_Task prompt_
Send back the entries below exactly as they appear.

_Data in this exercise_

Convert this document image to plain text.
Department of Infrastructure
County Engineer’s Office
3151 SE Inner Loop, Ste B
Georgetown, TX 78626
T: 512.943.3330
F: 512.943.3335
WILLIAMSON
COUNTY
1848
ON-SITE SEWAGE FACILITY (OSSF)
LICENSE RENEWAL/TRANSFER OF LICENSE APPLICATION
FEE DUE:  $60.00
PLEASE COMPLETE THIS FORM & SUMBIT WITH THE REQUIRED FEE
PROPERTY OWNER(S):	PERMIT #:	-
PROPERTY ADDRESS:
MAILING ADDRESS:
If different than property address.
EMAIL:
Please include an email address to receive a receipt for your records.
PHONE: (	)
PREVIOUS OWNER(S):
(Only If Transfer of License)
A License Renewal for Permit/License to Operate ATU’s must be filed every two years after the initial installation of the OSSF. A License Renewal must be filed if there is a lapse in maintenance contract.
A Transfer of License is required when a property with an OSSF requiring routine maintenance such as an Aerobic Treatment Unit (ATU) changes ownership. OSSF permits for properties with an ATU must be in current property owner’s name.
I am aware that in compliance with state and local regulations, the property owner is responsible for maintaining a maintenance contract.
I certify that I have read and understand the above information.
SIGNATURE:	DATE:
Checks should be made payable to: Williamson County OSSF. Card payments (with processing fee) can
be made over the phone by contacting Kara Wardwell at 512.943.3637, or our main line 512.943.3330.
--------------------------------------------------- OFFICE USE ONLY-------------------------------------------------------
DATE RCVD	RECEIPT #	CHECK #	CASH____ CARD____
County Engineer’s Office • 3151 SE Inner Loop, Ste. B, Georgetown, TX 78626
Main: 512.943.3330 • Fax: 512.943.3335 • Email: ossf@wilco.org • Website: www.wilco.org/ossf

_Full response_
Convert this document image to plain text.
Department of Infrastructure
County Engineer’s Office
3151 SE Inner Loop, Ste B
Georgetown, TX 78626
T: 512.943.3330
F: 512.943.3335
WILLIAMSON
COUNTY
1848
ON-SITE SEWAGE FACILITY (OSSF)
LICENSE RENEWAL/TRANSFER OF LICENSE APPLICATION
FEE DUE:  $60.00
PLEASE COMPLETE THIS FORM & SUMBIT WITH THE REQUIRED FEE
PROPERTY OWNER(S):	PERMIT #:	-
PROPERTY ADDRESS:
MAILING ADDRESS:
If different than property address.
EMAIL:
Please include an email address to receive a receipt for your records.
PHONE: (	)
PREVIOUS OWNER(S):
(Only If Transfer of License)
A License Renewal for Permit/License to Operate ATU’s must be filed every two years after the initial installation of the OSSF. A License Renewal must be filed if there is a lapse in maintenance contract.
A Transfer of License is required when a property with an OSSF requiring routine maintenance such as an Aerobic Treatment Unit (ATU) changes ownership. OSSF permits for properties with an ATU must be in current property owner’s name.
I am aware that in compliance with state and local regulations, the property owner is responsible for maintaining a maintenance contract.
I certify that I have read and understand the above information.
SIGNATURE:	DATE:
Checks should be made payable to: Williamson County OSSF. Card payments (with processing fee) can
be made over the phone by contacting Kara Wardwell at 512.943.3637, or our main line 512.943.3330.
--------------------------------------------------- OFFICE USE ONLY-------------------------------------------------------
DATE RCVD	RECEIPT #	CHECK #	CASH____ CARD____
County Engineer’s Office • 3151 SE Inner Loop, Ste. B, Georgetown, TX 78626
Main: 512.943.3330 • Fax: 512.943.3335 • Email: ossf@wilco.org • Website: www.wilco.org/ossf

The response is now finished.